## Entries:

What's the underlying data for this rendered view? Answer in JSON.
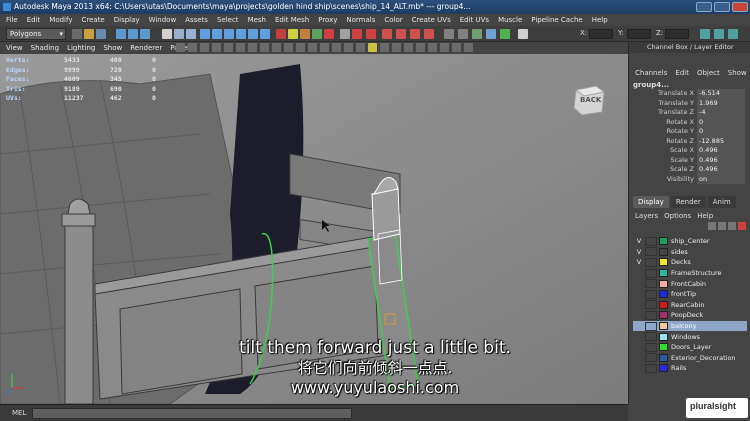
{
  "window": {
    "title": "Autodesk Maya 2013 x64: C:\\Users\\utas\\Documents\\maya\\projects\\golden hind ship\\scenes\\ship_14_ALT.mb*  ---  group4..."
  },
  "menubar": [
    "File",
    "Edit",
    "Modify",
    "Create",
    "Display",
    "Window",
    "Assets",
    "Select",
    "Mesh",
    "Edit Mesh",
    "Proxy",
    "Normals",
    "Color",
    "Create UVs",
    "Edit UVs",
    "Muscle",
    "Pipeline Cache",
    "Help"
  ],
  "status_line": {
    "mode": "Polygons",
    "x_label": "X:",
    "y_label": "Y:",
    "z_label": "Z:"
  },
  "viewport_menu": [
    "View",
    "Shading",
    "Lighting",
    "Show",
    "Renderer",
    "Panels"
  ],
  "hud": [
    {
      "label": "Verts:",
      "v1": "5433",
      "v2": "408",
      "v3": "0"
    },
    {
      "label": "Edges:",
      "v1": "9999",
      "v2": "720",
      "v3": "0"
    },
    {
      "label": "Faces:",
      "v1": "4609",
      "v2": "345",
      "v3": "0"
    },
    {
      "label": "Tris:",
      "v1": "9189",
      "v2": "690",
      "v3": "0"
    },
    {
      "label": "UVs:",
      "v1": "11237",
      "v2": "462",
      "v3": "0"
    }
  ],
  "view_cube": "BACK",
  "subtitle": {
    "en": "tilt them forward just a little bit.",
    "zh": "将它们向前倾斜一点点.",
    "url": "www.yuyulaoshi.com"
  },
  "command_line": {
    "label": "MEL"
  },
  "channel_box": {
    "title": "Channel Box / Layer Editor",
    "menu": [
      "Channels",
      "Edit",
      "Object",
      "Show"
    ],
    "object": "group4...",
    "attributes": [
      {
        "name": "Translate X",
        "value": "-6.514"
      },
      {
        "name": "Translate Y",
        "value": "1.969"
      },
      {
        "name": "Translate Z",
        "value": "-4"
      },
      {
        "name": "Rotate X",
        "value": "0"
      },
      {
        "name": "Rotate Y",
        "value": "0"
      },
      {
        "name": "Rotate Z",
        "value": "-12.885"
      },
      {
        "name": "Scale X",
        "value": "0.496"
      },
      {
        "name": "Scale Y",
        "value": "0.496"
      },
      {
        "name": "Scale Z",
        "value": "0.496"
      },
      {
        "name": "Visibility",
        "value": "on"
      }
    ]
  },
  "layer_editor": {
    "tabs": [
      "Display",
      "Render",
      "Anim"
    ],
    "menu": [
      "Layers",
      "Options",
      "Help"
    ],
    "layers": [
      {
        "name": "ship_Center",
        "visible": "V",
        "color": "#1aa05a"
      },
      {
        "name": "sides",
        "visible": "V",
        "color": "#444444"
      },
      {
        "name": "Decks",
        "visible": "V",
        "color": "#f0e62a"
      },
      {
        "name": "FrameStructure",
        "visible": "",
        "color": "#2ab8a0"
      },
      {
        "name": "FrontCabin",
        "visible": "",
        "color": "#f0b0a0"
      },
      {
        "name": "frontTip",
        "visible": "",
        "color": "#1a2ae0"
      },
      {
        "name": "RearCabin",
        "visible": "",
        "color": "#d01a1a"
      },
      {
        "name": "PoopDeck",
        "visible": "",
        "color": "#a0306a"
      },
      {
        "name": "balcony",
        "visible": "",
        "color": "#f0c8a0",
        "selected": true
      },
      {
        "name": "Windows",
        "visible": "",
        "color": "#9adfee"
      },
      {
        "name": "Doors_Layer",
        "visible": "",
        "color": "#2ae02a"
      },
      {
        "name": "Exterior_Decoration",
        "visible": "",
        "color": "#2a5aa0"
      },
      {
        "name": "Rails",
        "visible": "",
        "color": "#2a2ae0"
      }
    ]
  },
  "logo": "pluralsight"
}
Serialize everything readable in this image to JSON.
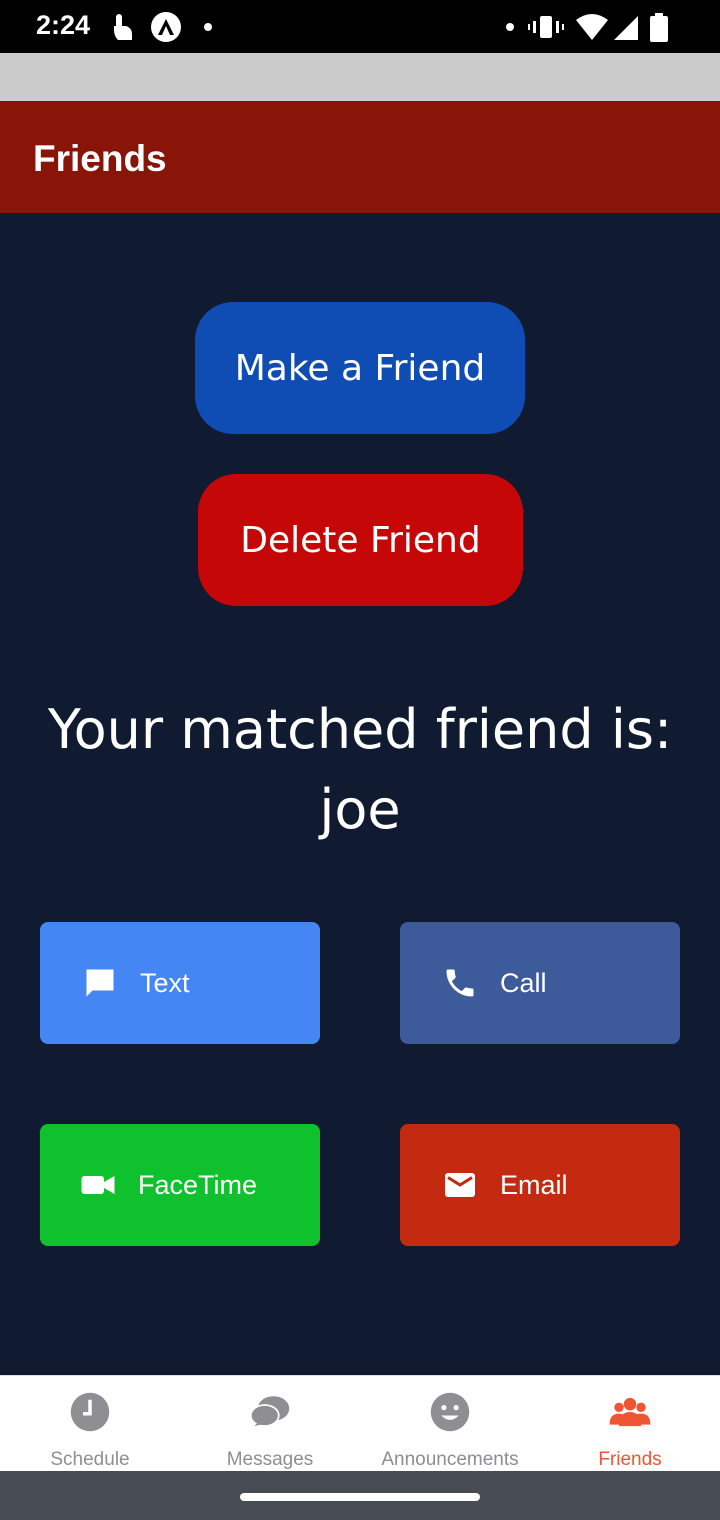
{
  "status_bar": {
    "time": "2:24",
    "left_icons": [
      "touch-icon",
      "arch-icon",
      "dot-icon"
    ],
    "right_icons": [
      "dot-icon",
      "vibrate-icon",
      "wifi-icon",
      "signal-icon",
      "battery-icon"
    ]
  },
  "header": {
    "title": "Friends",
    "color": "#891508"
  },
  "main": {
    "make_friend_label": "Make a Friend",
    "delete_friend_label": "Delete Friend",
    "match_prefix": "Your matched friend is:",
    "match_name": "joe",
    "actions": [
      {
        "label": "Text",
        "icon": "message-icon",
        "color": "#4487f4"
      },
      {
        "label": "Call",
        "icon": "phone-icon",
        "color": "#3d5a9b"
      },
      {
        "label": "FaceTime",
        "icon": "video-icon",
        "color": "#0fc22d"
      },
      {
        "label": "Email",
        "icon": "mail-icon",
        "color": "#c32a10"
      }
    ]
  },
  "tabs": [
    {
      "label": "Schedule",
      "icon": "clock-icon",
      "active": false
    },
    {
      "label": "Messages",
      "icon": "chat-bubbles-icon",
      "active": false
    },
    {
      "label": "Announcements",
      "icon": "smiley-icon",
      "active": false
    },
    {
      "label": "Friends",
      "icon": "people-icon",
      "active": true
    }
  ],
  "colors": {
    "background": "#101a30",
    "active_tab": "#f05533",
    "inactive_tab": "#8e8e93"
  }
}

## Requirements:
Transcribe each line above verbatim, with the pictures left out.

## Solution below:
What's the underlying data for this rendered view? Answer in JSON.
{
  "window": {
    "title": "Autodesk Maya 2013 x64: C:\\Users\\utas\\Documents\\maya\\projects\\golden hind ship\\scenes\\ship_14_ALT.mb*  ---  group4..."
  },
  "menubar": [
    "File",
    "Edit",
    "Modify",
    "Create",
    "Display",
    "Window",
    "Assets",
    "Select",
    "Mesh",
    "Edit Mesh",
    "Proxy",
    "Normals",
    "Color",
    "Create UVs",
    "Edit UVs",
    "Muscle",
    "Pipeline Cache",
    "Help"
  ],
  "status_line": {
    "mode": "Polygons",
    "x_label": "X:",
    "y_label": "Y:",
    "z_label": "Z:"
  },
  "viewport_menu": [
    "View",
    "Shading",
    "Lighting",
    "Show",
    "Renderer",
    "Panels"
  ],
  "hud": [
    {
      "label": "Verts:",
      "v1": "5433",
      "v2": "408",
      "v3": "0"
    },
    {
      "label": "Edges:",
      "v1": "9999",
      "v2": "720",
      "v3": "0"
    },
    {
      "label": "Faces:",
      "v1": "4609",
      "v2": "345",
      "v3": "0"
    },
    {
      "label": "Tris:",
      "v1": "9189",
      "v2": "690",
      "v3": "0"
    },
    {
      "label": "UVs:",
      "v1": "11237",
      "v2": "462",
      "v3": "0"
    }
  ],
  "view_cube": "BACK",
  "subtitle": {
    "en": "tilt them forward just a little bit.",
    "zh": "将它们向前倾斜一点点.",
    "url": "www.yuyulaoshi.com"
  },
  "command_line": {
    "label": "MEL"
  },
  "channel_box": {
    "title": "Channel Box / Layer Editor",
    "menu": [
      "Channels",
      "Edit",
      "Object",
      "Show"
    ],
    "object": "group4...",
    "attributes": [
      {
        "name": "Translate X",
        "value": "-6.514"
      },
      {
        "name": "Translate Y",
        "value": "1.969"
      },
      {
        "name": "Translate Z",
        "value": "-4"
      },
      {
        "name": "Rotate X",
        "value": "0"
      },
      {
        "name": "Rotate Y",
        "value": "0"
      },
      {
        "name": "Rotate Z",
        "value": "-12.885"
      },
      {
        "name": "Scale X",
        "value": "0.496"
      },
      {
        "name": "Scale Y",
        "value": "0.496"
      },
      {
        "name": "Scale Z",
        "value": "0.496"
      },
      {
        "name": "Visibility",
        "value": "on"
      }
    ]
  },
  "layer_editor": {
    "tabs": [
      "Display",
      "Render",
      "Anim"
    ],
    "menu": [
      "Layers",
      "Options",
      "Help"
    ],
    "layers": [
      {
        "name": "ship_Center",
        "visible": "V",
        "color": "#1aa05a"
      },
      {
        "name": "sides",
        "visible": "V",
        "color": "#444444"
      },
      {
        "name": "Decks",
        "visible": "V",
        "color": "#f0e62a"
      },
      {
        "name": "FrameStructure",
        "visible": "",
        "color": "#2ab8a0"
      },
      {
        "name": "FrontCabin",
        "visible": "",
        "color": "#f0b0a0"
      },
      {
        "name": "frontTip",
        "visible": "",
        "color": "#1a2ae0"
      },
      {
        "name": "RearCabin",
        "visible": "",
        "color": "#d01a1a"
      },
      {
        "name": "PoopDeck",
        "visible": "",
        "color": "#a0306a"
      },
      {
        "name": "balcony",
        "visible": "",
        "color": "#f0c8a0",
        "selected": true
      },
      {
        "name": "Windows",
        "visible": "",
        "color": "#9adfee"
      },
      {
        "name": "Doors_Layer",
        "visible": "",
        "color": "#2ae02a"
      },
      {
        "name": "Exterior_Decoration",
        "visible": "",
        "color": "#2a5aa0"
      },
      {
        "name": "Rails",
        "visible": "",
        "color": "#2a2ae0"
      }
    ]
  },
  "logo": "pluralsight"
}
Serialize everything readable in this image to JSON.
{
  "status_bar": {
    "time": "2:24",
    "left_icons": [
      "touch-icon",
      "arch-icon",
      "dot-icon"
    ],
    "right_icons": [
      "dot-icon",
      "vibrate-icon",
      "wifi-icon",
      "signal-icon",
      "battery-icon"
    ]
  },
  "header": {
    "title": "Friends",
    "color": "#891508"
  },
  "main": {
    "make_friend_label": "Make a Friend",
    "delete_friend_label": "Delete Friend",
    "match_prefix": "Your matched friend is:",
    "match_name": "joe",
    "actions": [
      {
        "label": "Text",
        "icon": "message-icon",
        "color": "#4487f4"
      },
      {
        "label": "Call",
        "icon": "phone-icon",
        "color": "#3d5a9b"
      },
      {
        "label": "FaceTime",
        "icon": "video-icon",
        "color": "#0fc22d"
      },
      {
        "label": "Email",
        "icon": "mail-icon",
        "color": "#c32a10"
      }
    ]
  },
  "tabs": [
    {
      "label": "Schedule",
      "icon": "clock-icon",
      "active": false
    },
    {
      "label": "Messages",
      "icon": "chat-bubbles-icon",
      "active": false
    },
    {
      "label": "Announcements",
      "icon": "smiley-icon",
      "active": false
    },
    {
      "label": "Friends",
      "icon": "people-icon",
      "active": true
    }
  ],
  "colors": {
    "background": "#101a30",
    "active_tab": "#f05533",
    "inactive_tab": "#8e8e93"
  }
}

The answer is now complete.